• _Required task_
Scan the data. Collect each line that contains the word "this".

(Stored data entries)
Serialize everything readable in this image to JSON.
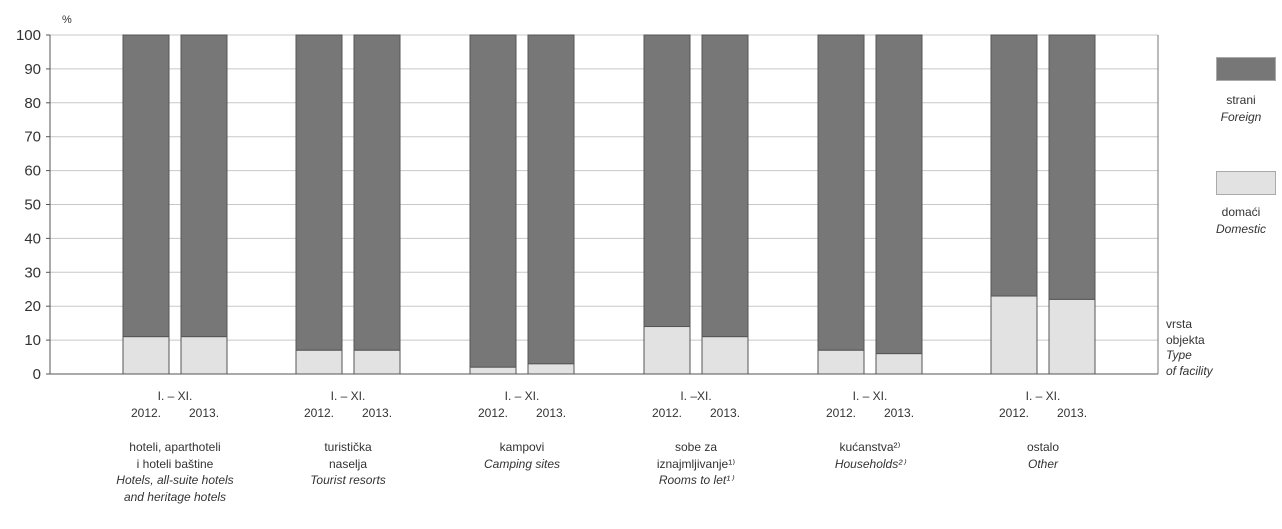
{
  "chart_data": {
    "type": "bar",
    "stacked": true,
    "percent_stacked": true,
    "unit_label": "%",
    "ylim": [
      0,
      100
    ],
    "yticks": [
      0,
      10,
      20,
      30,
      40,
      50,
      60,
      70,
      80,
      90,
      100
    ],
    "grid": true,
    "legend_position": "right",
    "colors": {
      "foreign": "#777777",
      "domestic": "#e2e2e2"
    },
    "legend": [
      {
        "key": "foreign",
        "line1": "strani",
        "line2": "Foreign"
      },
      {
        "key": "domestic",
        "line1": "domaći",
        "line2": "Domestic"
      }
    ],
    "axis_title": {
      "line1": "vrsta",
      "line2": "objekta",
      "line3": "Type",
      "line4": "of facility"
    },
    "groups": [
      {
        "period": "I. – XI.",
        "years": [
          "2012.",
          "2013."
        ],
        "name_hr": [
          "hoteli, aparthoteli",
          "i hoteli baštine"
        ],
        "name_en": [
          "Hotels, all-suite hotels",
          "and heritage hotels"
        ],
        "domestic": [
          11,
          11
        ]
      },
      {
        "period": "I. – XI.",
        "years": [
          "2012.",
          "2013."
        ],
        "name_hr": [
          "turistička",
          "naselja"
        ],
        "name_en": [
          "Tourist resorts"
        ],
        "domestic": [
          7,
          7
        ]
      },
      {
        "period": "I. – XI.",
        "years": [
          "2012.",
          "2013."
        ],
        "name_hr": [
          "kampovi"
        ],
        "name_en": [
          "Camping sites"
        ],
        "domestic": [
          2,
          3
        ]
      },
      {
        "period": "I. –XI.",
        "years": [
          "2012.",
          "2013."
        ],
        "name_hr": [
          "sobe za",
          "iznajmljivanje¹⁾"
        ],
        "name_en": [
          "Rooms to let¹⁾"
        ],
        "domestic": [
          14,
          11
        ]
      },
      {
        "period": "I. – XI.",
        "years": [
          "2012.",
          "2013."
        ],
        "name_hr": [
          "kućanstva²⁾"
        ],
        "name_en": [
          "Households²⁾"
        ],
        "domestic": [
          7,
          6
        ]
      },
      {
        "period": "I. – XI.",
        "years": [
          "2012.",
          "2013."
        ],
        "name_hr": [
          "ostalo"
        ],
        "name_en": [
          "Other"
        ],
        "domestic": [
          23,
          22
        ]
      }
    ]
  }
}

---

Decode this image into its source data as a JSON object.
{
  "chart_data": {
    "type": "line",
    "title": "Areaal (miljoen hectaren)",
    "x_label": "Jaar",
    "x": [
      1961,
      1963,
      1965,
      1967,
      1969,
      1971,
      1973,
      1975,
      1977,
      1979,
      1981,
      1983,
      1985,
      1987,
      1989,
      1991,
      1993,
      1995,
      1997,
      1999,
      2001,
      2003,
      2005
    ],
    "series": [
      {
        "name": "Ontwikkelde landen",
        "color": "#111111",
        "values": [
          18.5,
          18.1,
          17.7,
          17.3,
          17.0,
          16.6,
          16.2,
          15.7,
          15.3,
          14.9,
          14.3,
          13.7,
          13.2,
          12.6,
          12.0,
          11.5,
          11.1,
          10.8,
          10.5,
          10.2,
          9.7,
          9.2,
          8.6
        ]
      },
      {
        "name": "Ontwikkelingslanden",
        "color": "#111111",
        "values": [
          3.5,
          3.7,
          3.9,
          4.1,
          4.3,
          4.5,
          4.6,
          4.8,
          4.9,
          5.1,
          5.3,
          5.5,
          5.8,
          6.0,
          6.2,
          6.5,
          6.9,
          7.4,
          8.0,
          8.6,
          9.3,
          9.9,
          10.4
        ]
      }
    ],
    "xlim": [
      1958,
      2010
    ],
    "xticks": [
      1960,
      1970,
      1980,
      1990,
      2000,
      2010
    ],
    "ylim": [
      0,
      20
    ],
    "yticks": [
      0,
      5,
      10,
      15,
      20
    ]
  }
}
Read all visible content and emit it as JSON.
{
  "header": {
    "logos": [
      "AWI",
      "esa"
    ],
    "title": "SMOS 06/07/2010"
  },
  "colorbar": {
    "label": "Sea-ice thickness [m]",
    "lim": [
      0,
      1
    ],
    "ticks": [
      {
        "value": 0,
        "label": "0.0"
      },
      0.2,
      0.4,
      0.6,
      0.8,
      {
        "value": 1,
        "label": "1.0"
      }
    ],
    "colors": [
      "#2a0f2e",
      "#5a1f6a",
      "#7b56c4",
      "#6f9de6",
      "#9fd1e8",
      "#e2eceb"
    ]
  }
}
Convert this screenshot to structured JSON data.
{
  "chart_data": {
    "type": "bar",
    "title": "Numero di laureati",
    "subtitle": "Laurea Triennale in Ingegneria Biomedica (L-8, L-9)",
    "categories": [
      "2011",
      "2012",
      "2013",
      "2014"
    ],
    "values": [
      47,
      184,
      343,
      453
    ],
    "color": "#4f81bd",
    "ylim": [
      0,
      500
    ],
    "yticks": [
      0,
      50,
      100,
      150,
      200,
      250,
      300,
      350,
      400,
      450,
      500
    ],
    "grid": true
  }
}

• _Final answer_
Serialize everything readable in this image to JSON.
Decode this image into its source data as a JSON object.
Convert this screenshot to structured JSON data.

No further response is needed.